--- begin Excerpted data ---

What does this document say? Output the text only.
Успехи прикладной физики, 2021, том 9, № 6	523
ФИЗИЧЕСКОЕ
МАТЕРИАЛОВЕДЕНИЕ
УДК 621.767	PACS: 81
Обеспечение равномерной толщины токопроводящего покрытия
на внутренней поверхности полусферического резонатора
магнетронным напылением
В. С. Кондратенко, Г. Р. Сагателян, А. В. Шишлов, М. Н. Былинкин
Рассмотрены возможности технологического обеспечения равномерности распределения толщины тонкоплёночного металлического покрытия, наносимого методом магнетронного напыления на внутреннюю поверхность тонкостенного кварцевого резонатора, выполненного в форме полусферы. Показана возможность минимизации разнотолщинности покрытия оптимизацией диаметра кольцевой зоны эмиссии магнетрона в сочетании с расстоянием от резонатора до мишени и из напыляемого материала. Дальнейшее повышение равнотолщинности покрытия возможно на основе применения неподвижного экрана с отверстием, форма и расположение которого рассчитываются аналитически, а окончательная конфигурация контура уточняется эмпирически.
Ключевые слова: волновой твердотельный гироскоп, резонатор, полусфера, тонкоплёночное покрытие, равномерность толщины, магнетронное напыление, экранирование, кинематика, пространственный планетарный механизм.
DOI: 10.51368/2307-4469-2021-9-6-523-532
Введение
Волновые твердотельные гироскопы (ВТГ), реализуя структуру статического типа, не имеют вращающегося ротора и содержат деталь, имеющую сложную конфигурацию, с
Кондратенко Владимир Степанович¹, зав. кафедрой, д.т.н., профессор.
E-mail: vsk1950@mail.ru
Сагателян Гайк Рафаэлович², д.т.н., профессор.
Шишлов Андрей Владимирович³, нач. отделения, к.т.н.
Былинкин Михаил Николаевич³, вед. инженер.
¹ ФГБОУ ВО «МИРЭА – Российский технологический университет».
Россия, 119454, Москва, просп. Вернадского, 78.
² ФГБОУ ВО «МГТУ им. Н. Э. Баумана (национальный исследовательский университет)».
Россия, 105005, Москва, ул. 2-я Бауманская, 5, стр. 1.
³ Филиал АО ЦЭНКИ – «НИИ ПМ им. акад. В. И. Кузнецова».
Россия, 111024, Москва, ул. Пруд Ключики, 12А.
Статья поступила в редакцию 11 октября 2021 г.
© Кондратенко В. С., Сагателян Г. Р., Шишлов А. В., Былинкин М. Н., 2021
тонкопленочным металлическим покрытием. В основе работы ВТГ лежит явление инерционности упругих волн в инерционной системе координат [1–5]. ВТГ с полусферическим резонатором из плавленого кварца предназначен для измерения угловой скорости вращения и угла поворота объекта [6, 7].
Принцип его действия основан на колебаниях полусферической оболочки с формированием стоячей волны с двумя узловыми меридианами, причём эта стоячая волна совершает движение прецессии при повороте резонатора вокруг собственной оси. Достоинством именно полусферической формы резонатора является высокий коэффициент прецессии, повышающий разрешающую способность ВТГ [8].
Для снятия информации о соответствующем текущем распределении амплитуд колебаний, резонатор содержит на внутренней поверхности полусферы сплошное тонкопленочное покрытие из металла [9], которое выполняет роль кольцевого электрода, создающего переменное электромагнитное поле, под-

--- end Excerpted data ---

In the entries above, count each line that holds "ФГБОУ". Give the total and nothing else.

2